WHAT THIS TASK INVOLVES -
Below are some records; work out how many of their lines contain "marker" and give the number only.
■ ■ ■ ■
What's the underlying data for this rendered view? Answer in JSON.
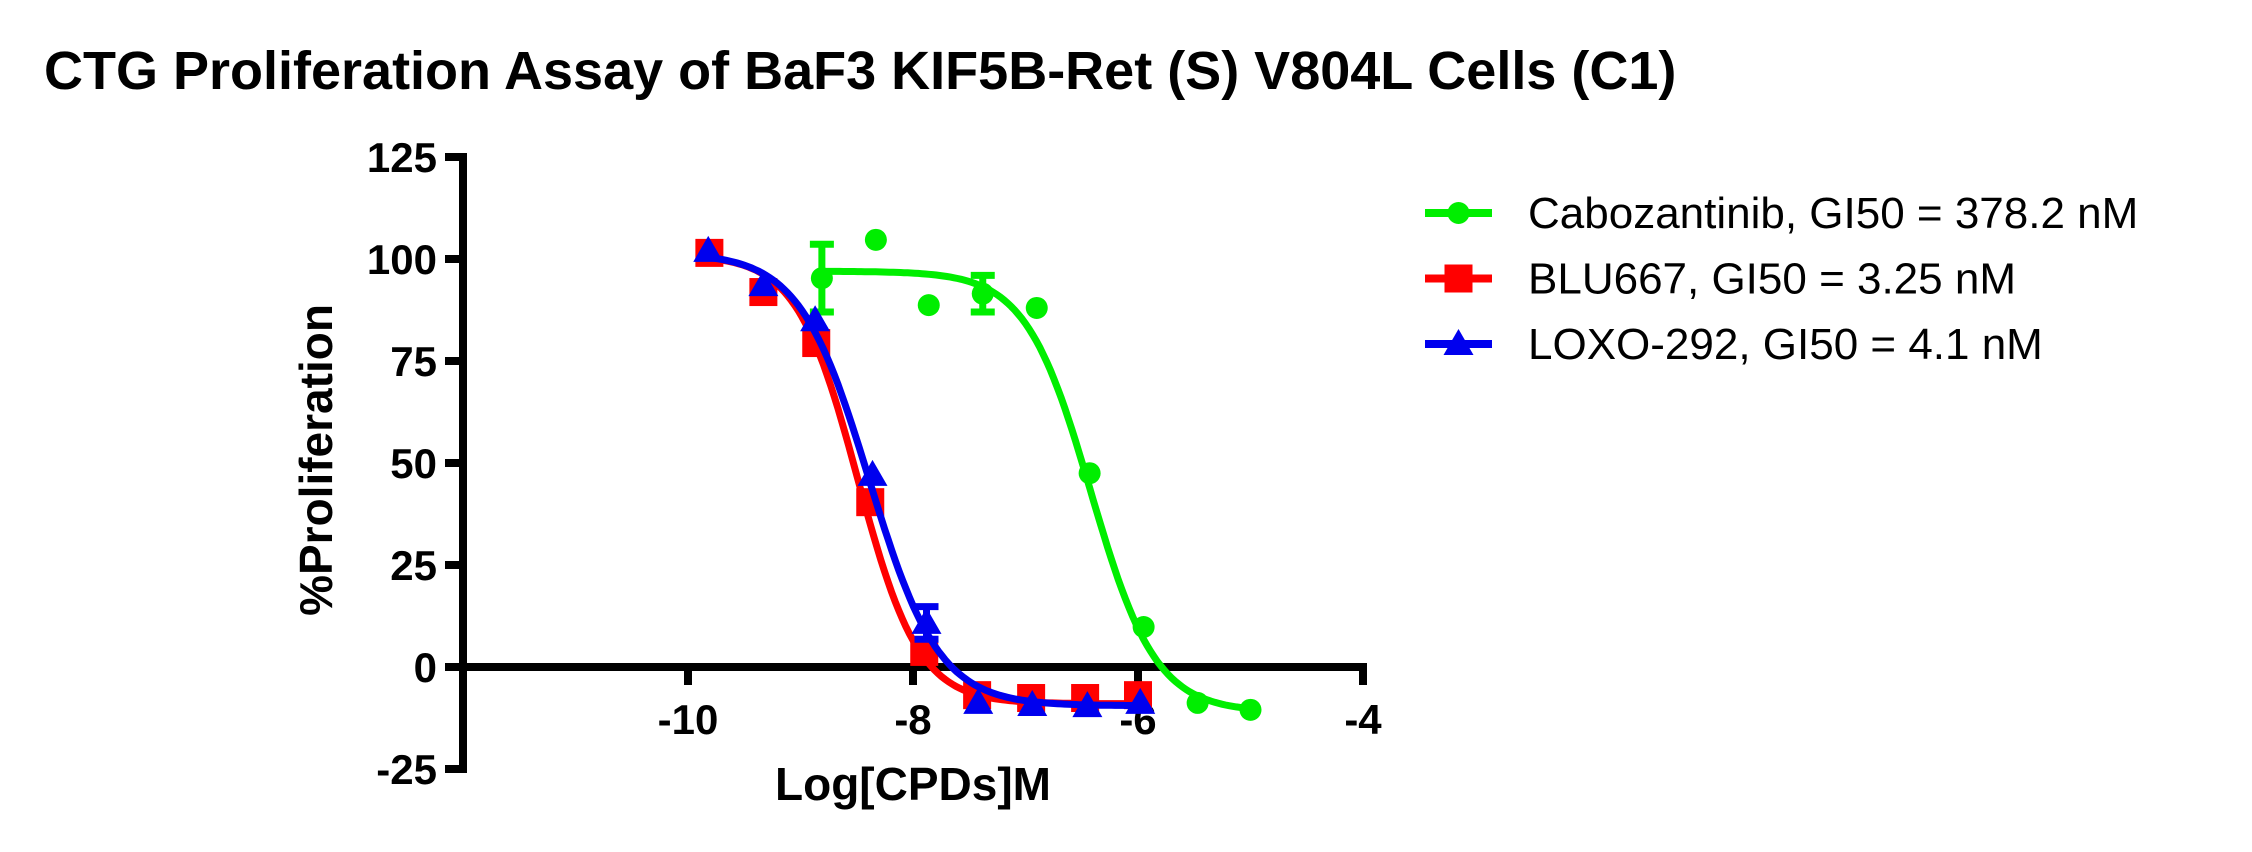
{
  "title": "CTG Proliferation Assay of BaF3 KIF5B-Ret (S) V804L Cells (C1)",
  "chart_data": {
    "type": "scatter",
    "title": "CTG Proliferation Assay of BaF3 KIF5B-Ret (S) V804L Cells (C1)",
    "xlabel": "Log[CPDs]M",
    "ylabel": "%Proliferation",
    "xlim": [
      -12,
      -4
    ],
    "ylim": [
      -25,
      125
    ],
    "x_ticks": [
      -10,
      -8,
      -6,
      -4
    ],
    "y_ticks": [
      125,
      100,
      75,
      50,
      25,
      0,
      -25
    ],
    "grid": false,
    "legend_position": "right",
    "axis_color": "#000000",
    "series": [
      {
        "name": "Cabozantinib",
        "legend_label": "Cabozantinib, GI50 = 378.2 nM",
        "gi50": "378.2 nM",
        "color": "#00ee00",
        "marker": "circle",
        "points": [
          {
            "x": -8.81,
            "y": 95.3,
            "err": 8.3
          },
          {
            "x": -8.33,
            "y": 104.7
          },
          {
            "x": -7.86,
            "y": 88.7
          },
          {
            "x": -7.38,
            "y": 91.5,
            "err": 4.5
          },
          {
            "x": -6.9,
            "y": 88.0
          },
          {
            "x": -6.43,
            "y": 47.5
          },
          {
            "x": -5.95,
            "y": 9.8
          },
          {
            "x": -5.47,
            "y": -8.8
          },
          {
            "x": -5.0,
            "y": -10.5
          }
        ],
        "fit": {
          "top": 97,
          "bottom": -11,
          "log_gi50": -6.42,
          "hill": 1.5
        }
      },
      {
        "name": "BLU667",
        "legend_label": "BLU667, GI50 = 3.25 nM",
        "gi50": "3.25 nM",
        "color": "#ff0000",
        "marker": "square",
        "points": [
          {
            "x": -9.81,
            "y": 101.5
          },
          {
            "x": -9.33,
            "y": 91.9
          },
          {
            "x": -8.86,
            "y": 79.4
          },
          {
            "x": -8.38,
            "y": 40.4
          },
          {
            "x": -7.9,
            "y": 3.7,
            "err": 2.5
          },
          {
            "x": -7.43,
            "y": -6.9
          },
          {
            "x": -6.95,
            "y": -7.6
          },
          {
            "x": -6.47,
            "y": -7.6
          },
          {
            "x": -6.0,
            "y": -6.9
          }
        ],
        "fit": {
          "top": 101,
          "bottom": -9,
          "log_gi50": -8.49,
          "hill": 1.6
        }
      },
      {
        "name": "LOXO-292",
        "legend_label": "LOXO-292, GI50 = 4.1 nM",
        "gi50": "4.1 nM",
        "color": "#0000ee",
        "marker": "triangle",
        "points": [
          {
            "x": -9.82,
            "y": 102.0
          },
          {
            "x": -9.33,
            "y": 93.6
          },
          {
            "x": -8.87,
            "y": 85.0
          },
          {
            "x": -8.36,
            "y": 47.1
          },
          {
            "x": -7.88,
            "y": 10.8,
            "err": 4
          },
          {
            "x": -7.42,
            "y": -8.8
          },
          {
            "x": -6.94,
            "y": -9.3
          },
          {
            "x": -6.45,
            "y": -9.6
          },
          {
            "x": -5.98,
            "y": -8.8
          }
        ],
        "fit": {
          "top": 101.5,
          "bottom": -9.5,
          "log_gi50": -8.39,
          "hill": 1.4
        }
      }
    ]
  }
}
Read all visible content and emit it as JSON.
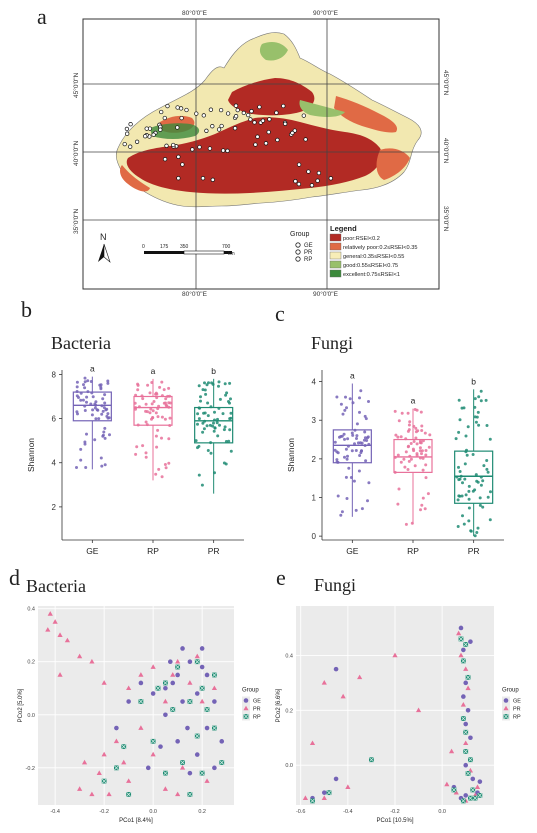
{
  "panels": {
    "a": {
      "letter": "a"
    },
    "b": {
      "letter": "b",
      "title": "Bacteria"
    },
    "c": {
      "letter": "c",
      "title": "Fungi"
    },
    "d": {
      "letter": "d",
      "title": "Bacteria"
    },
    "e": {
      "letter": "e",
      "title": "Fungi"
    }
  },
  "map": {
    "lon_labels": [
      "80°0'0\"E",
      "90°0'0\"E"
    ],
    "lat_labels": [
      "45°0'0\"N",
      "40°0'0\"N",
      "35°0'0\"N"
    ],
    "north": "N",
    "scale": {
      "ticks": [
        "0",
        "175",
        "350",
        "700"
      ],
      "unit": "km"
    },
    "group_title": "Group",
    "groups": [
      "GE",
      "PR",
      "RP"
    ],
    "legend_title": "Legend",
    "legend_items": [
      {
        "label": "poor:RSEI<0.2",
        "color": "#b22a24"
      },
      {
        "label": "relatively poor:0.2≤RSEI<0.35",
        "color": "#e06a45"
      },
      {
        "label": "general:0.35≤RSEI<0.55",
        "color": "#f7edb7"
      },
      {
        "label": "good:0.55≤RSEI<0.75",
        "color": "#98c06b"
      },
      {
        "label": "excellent:0.75≤RSEI<1",
        "color": "#3c8a3c"
      }
    ]
  },
  "colors": {
    "GE": "#7463b6",
    "RP": "#e8719a",
    "PR": "#1f8b73"
  },
  "chart_data": [
    {
      "type": "box",
      "title": "Bacteria",
      "ylabel": "Shannon",
      "categories": [
        "GE",
        "RP",
        "PR"
      ],
      "ylim": [
        0.5,
        8.2
      ],
      "yticks": [
        2,
        4,
        6,
        8
      ],
      "letters": [
        "a",
        "a",
        "b"
      ],
      "boxes": [
        {
          "min": 3.7,
          "q1": 5.9,
          "median": 6.6,
          "q3": 7.2,
          "max": 7.9
        },
        {
          "min": 3.2,
          "q1": 5.7,
          "median": 6.5,
          "q3": 7.0,
          "max": 7.8
        },
        {
          "min": 2.6,
          "q1": 4.9,
          "median": 5.9,
          "q3": 6.5,
          "max": 7.8
        }
      ]
    },
    {
      "type": "box",
      "title": "Fungi",
      "ylabel": "Shannon",
      "categories": [
        "GE",
        "RP",
        "PR"
      ],
      "ylim": [
        -0.1,
        4.3
      ],
      "yticks": [
        0,
        1,
        2,
        3,
        4
      ],
      "letters": [
        "a",
        "a",
        "b"
      ],
      "boxes": [
        {
          "min": 0.5,
          "q1": 1.9,
          "median": 2.35,
          "q3": 2.75,
          "max": 3.95
        },
        {
          "min": 0.3,
          "q1": 1.65,
          "median": 2.05,
          "q3": 2.5,
          "max": 3.3
        },
        {
          "min": 0.0,
          "q1": 0.85,
          "median": 1.55,
          "q3": 2.2,
          "max": 3.8
        }
      ]
    },
    {
      "type": "scatter",
      "title": "Bacteria",
      "xlabel": "PCo1 [8.4%]",
      "ylabel": "PCo2 [5.0%]",
      "xlim": [
        -0.47,
        0.33
      ],
      "ylim": [
        -0.34,
        0.41
      ],
      "xticks": [
        -0.4,
        -0.2,
        0.0,
        0.2
      ],
      "yticks": [
        -0.2,
        0.0,
        0.2,
        0.4
      ],
      "legend_title": "Group",
      "legend": [
        "GE",
        "PR",
        "RP"
      ],
      "series": [
        {
          "name": "GE",
          "points": [
            [
              0.05,
              0.1
            ],
            [
              0.1,
              0.15
            ],
            [
              0.15,
              0.2
            ],
            [
              0.2,
              0.18
            ],
            [
              0.12,
              0.05
            ],
            [
              0.08,
              0.12
            ],
            [
              0.25,
              0.05
            ],
            [
              0.22,
              -0.05
            ],
            [
              0.18,
              -0.15
            ],
            [
              0.15,
              -0.22
            ],
            [
              0.1,
              -0.1
            ],
            [
              0.05,
              0.0
            ],
            [
              0.0,
              0.08
            ],
            [
              -0.05,
              0.12
            ],
            [
              0.03,
              -0.12
            ],
            [
              0.2,
              0.25
            ],
            [
              0.12,
              0.25
            ],
            [
              0.28,
              -0.1
            ],
            [
              0.25,
              -0.2
            ],
            [
              0.07,
              0.2
            ],
            [
              -0.1,
              0.05
            ],
            [
              -0.15,
              -0.05
            ],
            [
              0.18,
              0.08
            ],
            [
              0.22,
              0.15
            ],
            [
              0.14,
              -0.05
            ],
            [
              -0.02,
              -0.2
            ]
          ]
        },
        {
          "name": "PR",
          "points": [
            [
              -0.42,
              0.38
            ],
            [
              -0.4,
              0.35
            ],
            [
              -0.38,
              0.3
            ],
            [
              -0.43,
              0.32
            ],
            [
              -0.35,
              0.28
            ],
            [
              -0.3,
              0.22
            ],
            [
              -0.25,
              0.2
            ],
            [
              -0.38,
              0.15
            ],
            [
              -0.2,
              0.12
            ],
            [
              -0.1,
              0.1
            ],
            [
              -0.05,
              0.15
            ],
            [
              0.0,
              0.18
            ],
            [
              0.1,
              0.2
            ],
            [
              0.15,
              0.12
            ],
            [
              0.2,
              0.05
            ],
            [
              0.05,
              0.05
            ],
            [
              -0.15,
              -0.1
            ],
            [
              -0.2,
              -0.15
            ],
            [
              -0.22,
              -0.22
            ],
            [
              -0.25,
              -0.3
            ],
            [
              -0.1,
              -0.25
            ],
            [
              0.0,
              -0.15
            ],
            [
              0.05,
              -0.28
            ],
            [
              0.1,
              -0.3
            ],
            [
              -0.3,
              -0.28
            ],
            [
              -0.18,
              -0.3
            ],
            [
              0.12,
              -0.2
            ],
            [
              0.22,
              -0.25
            ],
            [
              0.25,
              0.1
            ],
            [
              -0.05,
              -0.05
            ],
            [
              -0.12,
              -0.18
            ],
            [
              -0.28,
              -0.18
            ],
            [
              0.18,
              0.22
            ],
            [
              0.08,
              0.15
            ]
          ]
        },
        {
          "name": "RP",
          "points": [
            [
              0.1,
              0.18
            ],
            [
              0.15,
              0.05
            ],
            [
              0.2,
              0.1
            ],
            [
              0.05,
              0.12
            ],
            [
              0.25,
              0.15
            ],
            [
              0.22,
              0.02
            ],
            [
              0.18,
              -0.08
            ],
            [
              0.12,
              -0.18
            ],
            [
              0.2,
              -0.22
            ],
            [
              0.25,
              -0.05
            ],
            [
              0.0,
              -0.1
            ],
            [
              -0.05,
              0.05
            ],
            [
              -0.15,
              -0.2
            ],
            [
              -0.2,
              -0.25
            ],
            [
              -0.1,
              -0.3
            ],
            [
              0.05,
              -0.22
            ],
            [
              0.15,
              -0.3
            ],
            [
              0.28,
              -0.18
            ],
            [
              0.08,
              0.02
            ],
            [
              -0.12,
              -0.12
            ],
            [
              0.02,
              0.1
            ],
            [
              0.18,
              0.2
            ]
          ]
        }
      ]
    },
    {
      "type": "scatter",
      "title": "Fungi",
      "xlabel": "PCo1 [10.5%]",
      "ylabel": "PCo2 [6.6%]",
      "xlim": [
        -0.62,
        0.22
      ],
      "ylim": [
        -0.145,
        0.58
      ],
      "xticks": [
        -0.6,
        -0.4,
        -0.2,
        0.0
      ],
      "yticks": [
        0.0,
        0.2,
        0.4
      ],
      "legend_title": "Group",
      "legend": [
        "GE",
        "PR",
        "RP"
      ],
      "series": [
        {
          "name": "GE",
          "points": [
            [
              0.08,
              0.5
            ],
            [
              0.09,
              0.42
            ],
            [
              0.1,
              0.3
            ],
            [
              0.11,
              0.2
            ],
            [
              0.12,
              0.1
            ],
            [
              0.1,
              0.0
            ],
            [
              0.13,
              -0.05
            ],
            [
              0.15,
              -0.1
            ],
            [
              0.08,
              -0.12
            ],
            [
              0.05,
              -0.08
            ],
            [
              0.1,
              -0.11
            ],
            [
              0.14,
              -0.12
            ],
            [
              0.12,
              0.45
            ],
            [
              0.1,
              0.15
            ],
            [
              -0.55,
              -0.12
            ],
            [
              -0.5,
              -0.1
            ],
            [
              -0.45,
              -0.05
            ],
            [
              -0.45,
              0.35
            ],
            [
              0.09,
              0.25
            ],
            [
              0.16,
              -0.06
            ]
          ]
        },
        {
          "name": "PR",
          "points": [
            [
              0.07,
              0.48
            ],
            [
              0.08,
              0.4
            ],
            [
              0.1,
              0.35
            ],
            [
              0.09,
              0.22
            ],
            [
              0.1,
              0.08
            ],
            [
              0.12,
              -0.02
            ],
            [
              0.14,
              -0.11
            ],
            [
              0.06,
              -0.1
            ],
            [
              0.1,
              -0.13
            ],
            [
              0.15,
              -0.08
            ],
            [
              -0.2,
              0.4
            ],
            [
              -0.1,
              0.2
            ],
            [
              -0.5,
              0.3
            ],
            [
              -0.42,
              0.25
            ],
            [
              -0.35,
              0.32
            ],
            [
              -0.55,
              0.08
            ],
            [
              -0.5,
              -0.12
            ],
            [
              -0.58,
              -0.12
            ],
            [
              -0.4,
              -0.08
            ],
            [
              0.04,
              0.05
            ],
            [
              0.02,
              -0.07
            ],
            [
              0.11,
              0.28
            ]
          ]
        },
        {
          "name": "RP",
          "points": [
            [
              0.08,
              0.46
            ],
            [
              0.1,
              0.44
            ],
            [
              0.09,
              0.38
            ],
            [
              0.11,
              0.32
            ],
            [
              0.1,
              0.12
            ],
            [
              0.12,
              0.02
            ],
            [
              0.13,
              -0.09
            ],
            [
              0.16,
              -0.11
            ],
            [
              0.09,
              -0.13
            ],
            [
              0.12,
              -0.12
            ],
            [
              -0.3,
              0.02
            ],
            [
              -0.55,
              -0.13
            ],
            [
              -0.48,
              -0.1
            ],
            [
              0.05,
              -0.09
            ],
            [
              0.1,
              0.05
            ],
            [
              0.11,
              -0.03
            ],
            [
              0.14,
              -0.12
            ],
            [
              0.09,
              0.17
            ]
          ]
        }
      ]
    }
  ]
}
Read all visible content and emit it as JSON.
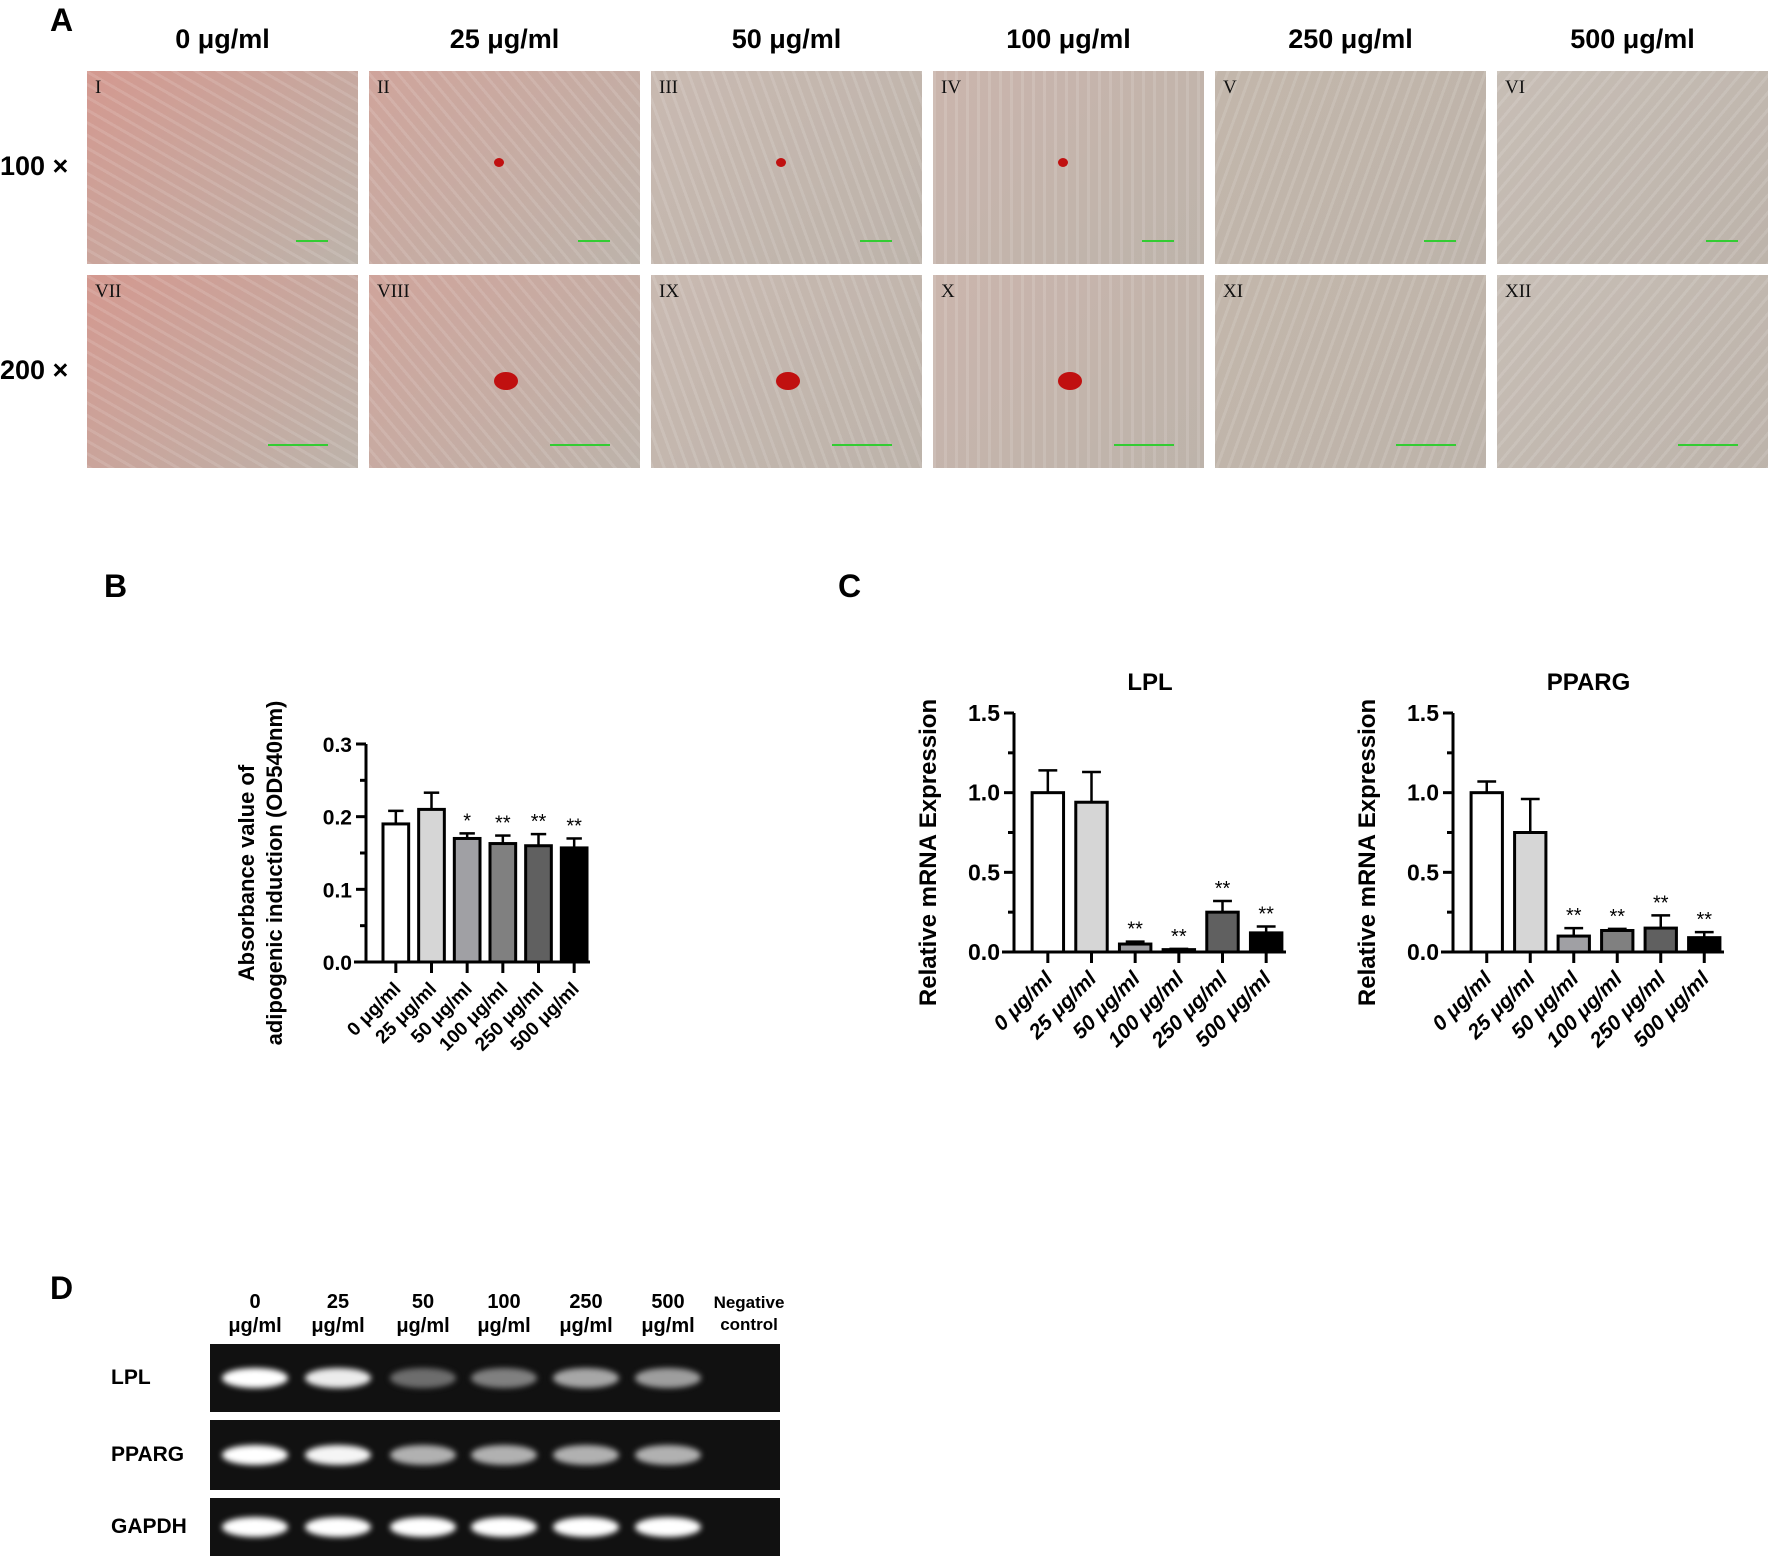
■ ■ ■ ■
EXERCISE SOLUTION -
3